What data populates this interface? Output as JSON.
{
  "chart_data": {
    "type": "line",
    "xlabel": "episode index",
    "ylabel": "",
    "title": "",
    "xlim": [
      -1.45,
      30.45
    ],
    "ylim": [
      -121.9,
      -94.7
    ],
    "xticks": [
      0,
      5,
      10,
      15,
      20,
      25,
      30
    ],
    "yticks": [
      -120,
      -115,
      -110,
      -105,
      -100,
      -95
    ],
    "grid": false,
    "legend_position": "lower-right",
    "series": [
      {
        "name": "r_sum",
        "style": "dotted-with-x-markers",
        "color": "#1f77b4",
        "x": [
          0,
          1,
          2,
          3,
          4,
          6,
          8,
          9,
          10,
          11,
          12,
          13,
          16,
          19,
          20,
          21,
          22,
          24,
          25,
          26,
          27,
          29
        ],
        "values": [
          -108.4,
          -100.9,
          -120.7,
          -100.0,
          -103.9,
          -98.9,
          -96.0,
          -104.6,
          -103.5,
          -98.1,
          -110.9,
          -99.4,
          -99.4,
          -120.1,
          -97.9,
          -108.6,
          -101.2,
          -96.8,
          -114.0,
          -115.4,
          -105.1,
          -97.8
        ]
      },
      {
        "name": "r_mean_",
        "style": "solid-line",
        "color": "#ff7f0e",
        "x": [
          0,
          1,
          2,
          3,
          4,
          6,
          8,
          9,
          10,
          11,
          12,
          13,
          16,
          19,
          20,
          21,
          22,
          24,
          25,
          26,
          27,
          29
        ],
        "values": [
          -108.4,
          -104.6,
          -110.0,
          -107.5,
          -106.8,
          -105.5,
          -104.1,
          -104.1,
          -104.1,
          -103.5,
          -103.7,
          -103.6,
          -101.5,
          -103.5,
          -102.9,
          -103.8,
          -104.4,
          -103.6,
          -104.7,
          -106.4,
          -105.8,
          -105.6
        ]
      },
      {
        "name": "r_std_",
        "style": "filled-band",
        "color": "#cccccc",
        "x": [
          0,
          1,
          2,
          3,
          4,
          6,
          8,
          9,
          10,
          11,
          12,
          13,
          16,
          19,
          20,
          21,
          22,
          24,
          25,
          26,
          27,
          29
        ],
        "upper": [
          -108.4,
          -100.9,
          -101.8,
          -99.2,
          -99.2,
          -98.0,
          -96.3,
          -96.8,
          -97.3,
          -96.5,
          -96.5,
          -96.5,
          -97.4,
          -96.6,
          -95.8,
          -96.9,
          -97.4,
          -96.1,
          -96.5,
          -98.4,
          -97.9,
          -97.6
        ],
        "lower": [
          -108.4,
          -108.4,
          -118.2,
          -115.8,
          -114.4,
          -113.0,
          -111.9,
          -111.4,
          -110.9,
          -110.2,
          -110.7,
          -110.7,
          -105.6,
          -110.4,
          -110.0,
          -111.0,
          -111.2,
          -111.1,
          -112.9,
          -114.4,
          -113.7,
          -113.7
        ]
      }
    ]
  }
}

EXERCISE:
Of the lines in the material, how many hold the word "style"? Reply with the number only.

OUTPUT FOR THIS TASK:
3